Stored entries
+---+

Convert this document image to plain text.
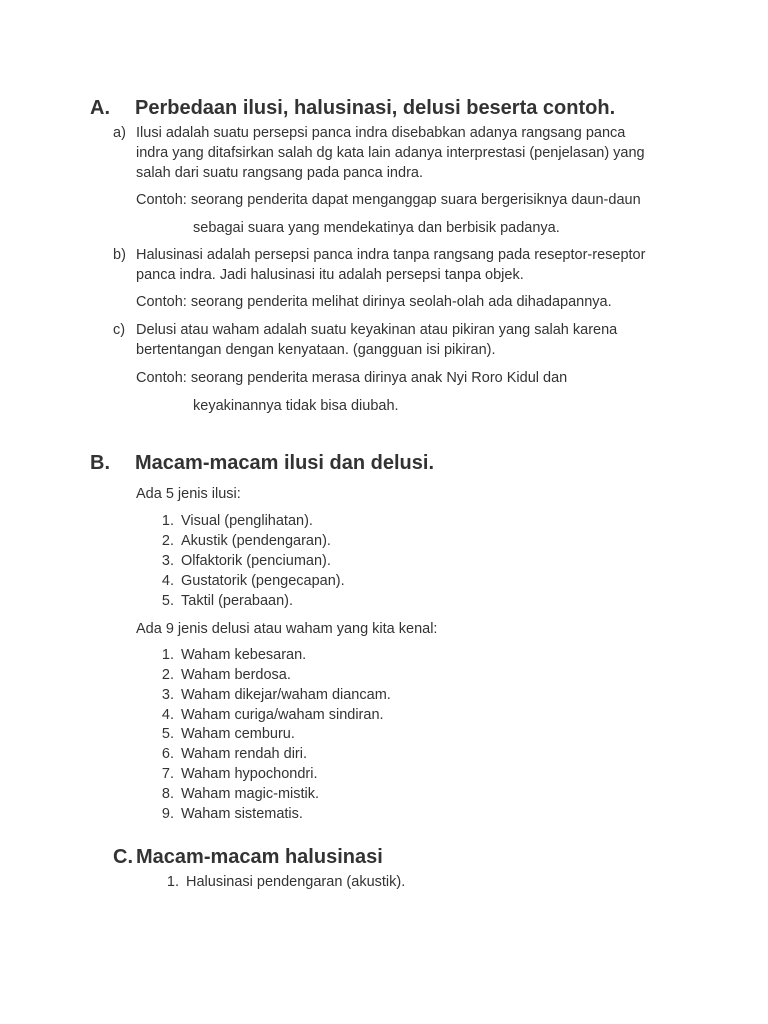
A. Perbedaan ilusi, halusinasi, delusi beserta contoh.
a) Ilusi adalah suatu persepsi panca indra disebabkan adanya rangsang panca
indra yang ditafsirkan salah dg kata lain adanya interprestasi (penjelasan) yang
salah dari suatu rangsang pada panca indra.
Contoh: seorang penderita dapat menganggap suara bergerisiknya daun-daun
sebagai suara yang mendekatinya dan berbisik padanya.
b) Halusinasi adalah persepsi panca indra tanpa rangsang pada reseptor-reseptor
panca indra. Jadi halusinasi itu adalah persepsi tanpa objek.
Contoh: seorang penderita melihat dirinya seolah-olah ada dihadapannya.
c) Delusi atau waham adalah suatu keyakinan atau pikiran yang salah karena
bertentangan dengan kenyataan. (gangguan isi pikiran).
Contoh: seorang penderita merasa dirinya anak Nyi Roro Kidul dan
keyakinannya tidak bisa diubah.
B. Macam-macam ilusi dan delusi.
Ada 5 jenis ilusi:
1. Visual (penglihatan).
2. Akustik (pendengaran).
3. Olfaktorik (penciuman).
4. Gustatorik (pengecapan).
5. Taktil (perabaan).
Ada 9 jenis delusi atau waham yang kita kenal:
1. Waham kebesaran.
2. Waham berdosa.
3. Waham dikejar/waham diancam.
4. Waham curiga/waham sindiran.
5. Waham cemburu.
6. Waham rendah diri.
7. Waham hypochondri.
8. Waham magic-mistik.
9. Waham sistematis.
C. Macam-macam halusinasi
1. Halusinasi pendengaran (akustik).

+---+

Identify all lines in the records above with the word "dirinya".

Contoh: seorang penderita melihat dirinya seolah-olah ada dihadapannya.
Contoh: seorang penderita merasa dirinya anak Nyi Roro Kidul dan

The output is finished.